**Dataset**
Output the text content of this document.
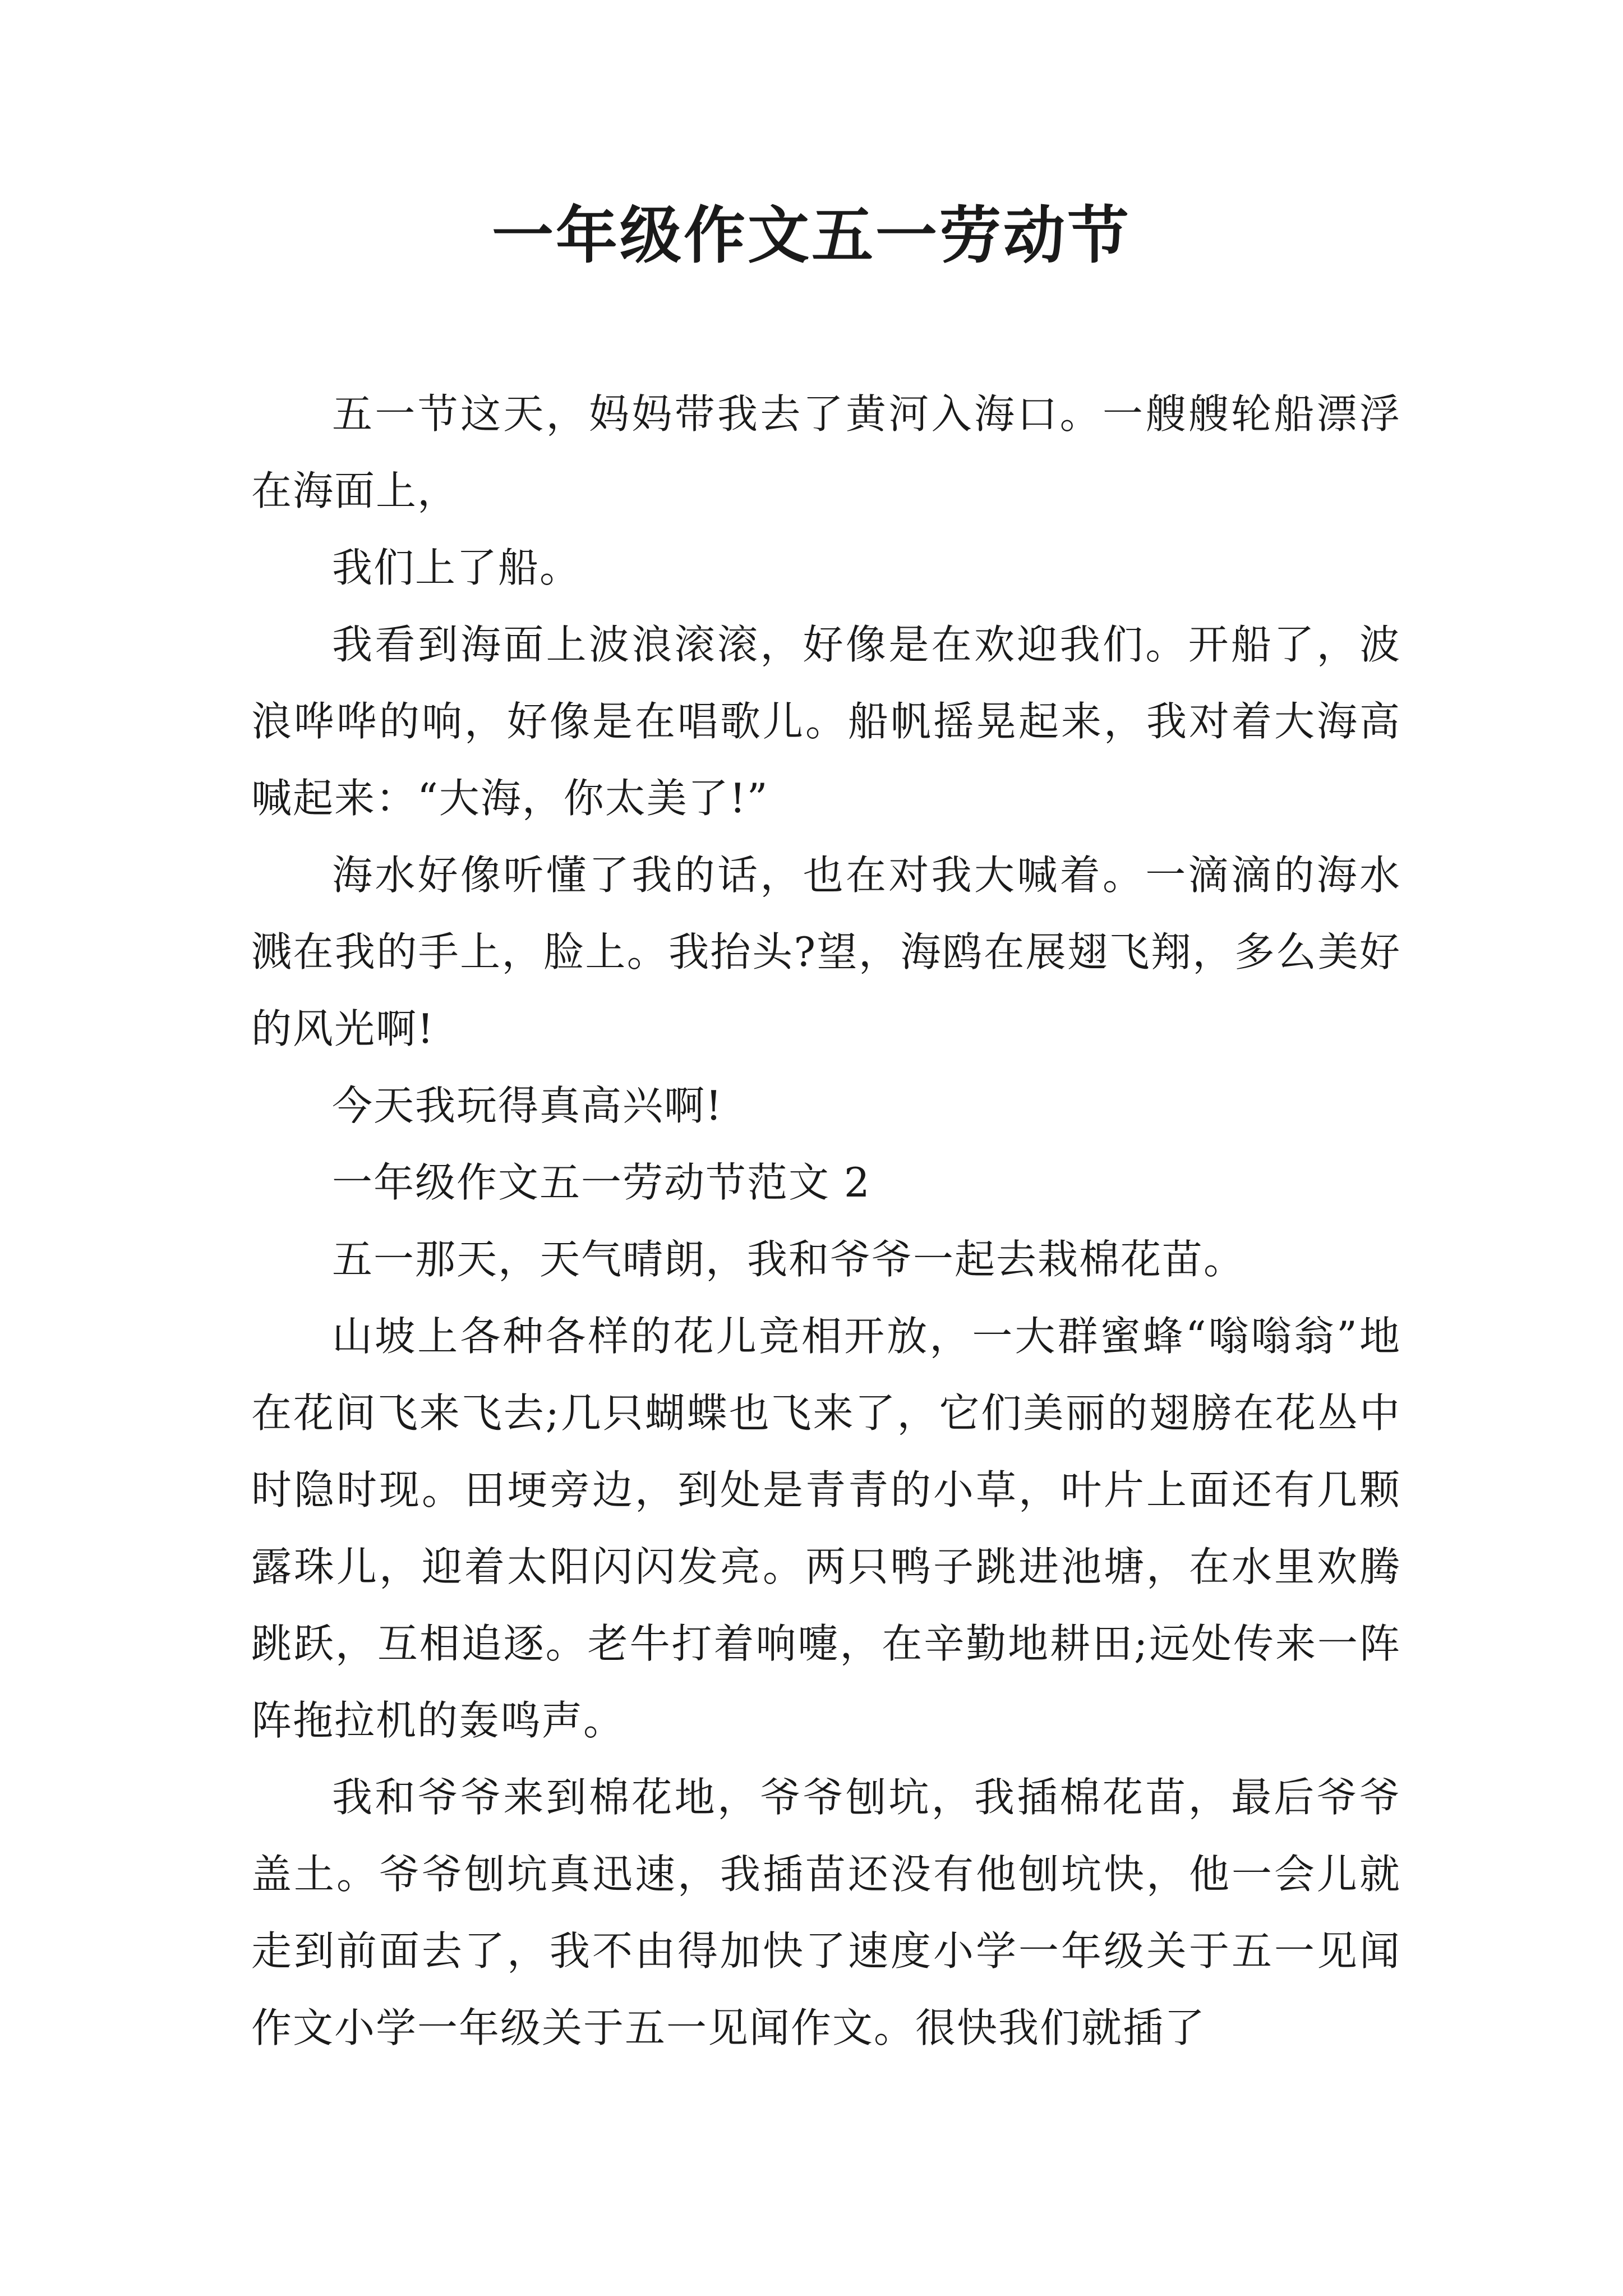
一年级作文五一劳动节

五一节这天，妈妈带我去了黄河入海口。一艘艘轮船漂浮在海面上，

我们上了船。

我看到海面上波浪滚滚，好像是在欢迎我们。开船了，波浪哗哗的响，好像是在唱歌儿。船帆摇晃起来，我对着大海高喊起来：“大海，你太美了!”

海水好像听懂了我的话，也在对我大喊着。一滴滴的海水溅在我的手上，脸上。我抬头?望，海鸥在展翅飞翔，多么美好的风光啊!

今天我玩得真高兴啊!

一年级作文五一劳动节范文 2

五一那天，天气晴朗，我和爷爷一起去栽棉花苗。

山坡上各种各样的花儿竞相开放，一大群蜜蜂“嗡嗡翁”地在花间飞来飞去;几只蝴蝶也飞来了，它们美丽的翅膀在花丛中时隐时现。田埂旁边，到处是青青的小草，叶片上面还有几颗露珠儿，迎着太阳闪闪发亮。两只鸭子跳进池塘，在水里欢腾跳跃，互相追逐。老牛打着响嚏，在辛勤地耕田;远处传来一阵阵拖拉机的轰鸣声。

我和爷爷来到棉花地，爷爷刨坑，我插棉花苗，最后爷爷盖土。爷爷刨坑真迅速，我插苗还没有他刨坑快，他一会儿就走到前面去了，我不由得加快了速度小学一年级关于五一见闻作文小学一年级关于五一见闻作文。很快我们就插了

**Task directions**
Leave every image out, and retype the material exactly.

**Answer for this exercise**
Output the text content of this document.
一年级作文五一劳动节

五一节这天，妈妈带我去了黄河入海口。一艘艘轮船漂浮在海面上，

我们上了船。

我看到海面上波浪滚滚，好像是在欢迎我们。开船了，波浪哗哗的响，好像是在唱歌儿。船帆摇晃起来，我对着大海高喊起来：“大海，你太美了!”

海水好像听懂了我的话，也在对我大喊着。一滴滴的海水溅在我的手上，脸上。我抬头?望，海鸥在展翅飞翔，多么美好的风光啊!

今天我玩得真高兴啊!

一年级作文五一劳动节范文 2

五一那天，天气晴朗，我和爷爷一起去栽棉花苗。

山坡上各种各样的花儿竞相开放，一大群蜜蜂“嗡嗡翁”地在花间飞来飞去;几只蝴蝶也飞来了，它们美丽的翅膀在花丛中时隐时现。田埂旁边，到处是青青的小草，叶片上面还有几颗露珠儿，迎着太阳闪闪发亮。两只鸭子跳进池塘，在水里欢腾跳跃，互相追逐。老牛打着响嚏，在辛勤地耕田;远处传来一阵阵拖拉机的轰鸣声。

我和爷爷来到棉花地，爷爷刨坑，我插棉花苗，最后爷爷盖土。爷爷刨坑真迅速，我插苗还没有他刨坑快，他一会儿就走到前面去了，我不由得加快了速度小学一年级关于五一见闻作文小学一年级关于五一见闻作文。很快我们就插了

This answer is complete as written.